# INSTRUCTIONS TO FOLLOW:
Write out each record below exactly as it appears, with no pictures.
--- start INFORMATION SHOWN ---
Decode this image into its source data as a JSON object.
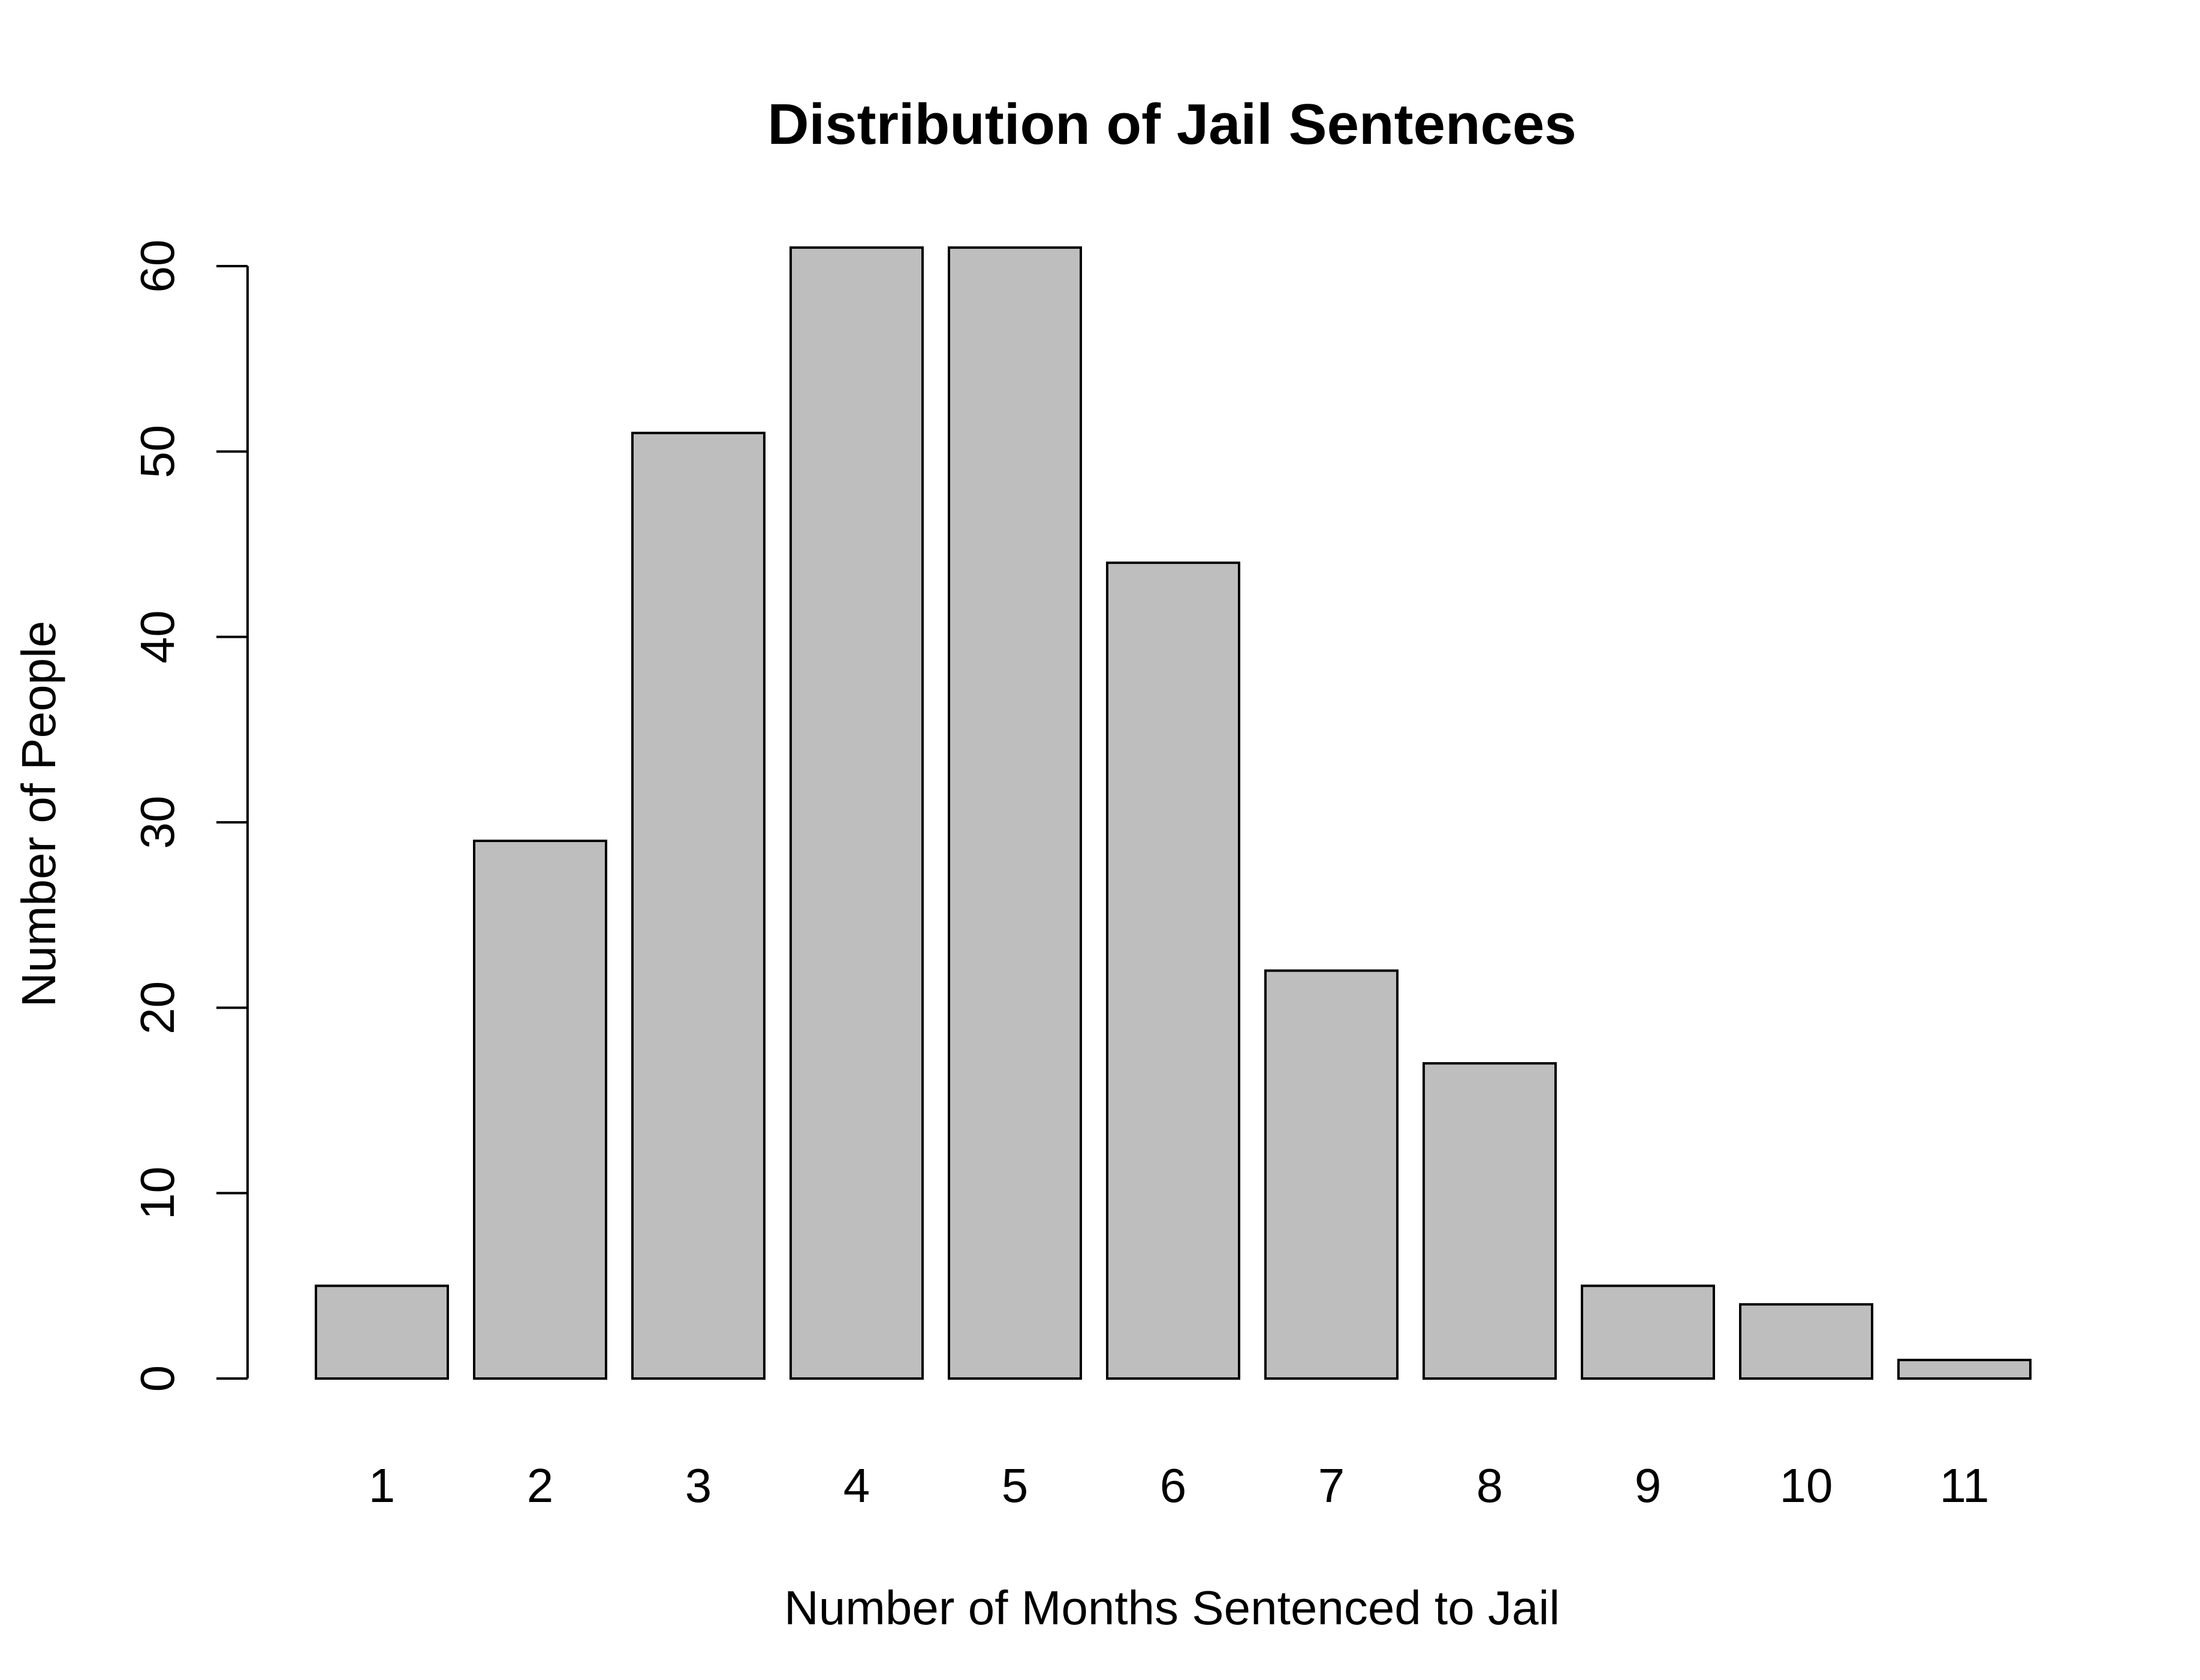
{
  "chart_data": {
    "type": "bar",
    "title": "Distribution of Jail Sentences",
    "xlabel": "Number of Months Sentenced to Jail",
    "ylabel": "Number of People",
    "categories": [
      "1",
      "2",
      "3",
      "4",
      "5",
      "6",
      "7",
      "8",
      "9",
      "10",
      "11"
    ],
    "values": [
      5,
      29,
      51,
      61,
      61,
      44,
      22,
      17,
      5,
      4,
      1
    ],
    "ylim": [
      0,
      60
    ],
    "yticks": [
      "0",
      "10",
      "20",
      "30",
      "40",
      "50",
      "60"
    ],
    "bar_color": "#bebebe",
    "grid": false,
    "legend": "none"
  }
}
--- end INFORMATION SHOWN ---
# EXERCISE SOLUTION:
Decode this image into its source data as a JSON object.
{
  "chart_data": {
    "type": "bar",
    "title": "Distribution of Jail Sentences",
    "xlabel": "Number of Months Sentenced to Jail",
    "ylabel": "Number of People",
    "categories": [
      "1",
      "2",
      "3",
      "4",
      "5",
      "6",
      "7",
      "8",
      "9",
      "10",
      "11"
    ],
    "values": [
      5,
      29,
      51,
      61,
      61,
      44,
      22,
      17,
      5,
      4,
      1
    ],
    "ylim": [
      0,
      60
    ],
    "yticks": [
      "0",
      "10",
      "20",
      "30",
      "40",
      "50",
      "60"
    ],
    "bar_color": "#bebebe",
    "grid": false,
    "legend": "none"
  }
}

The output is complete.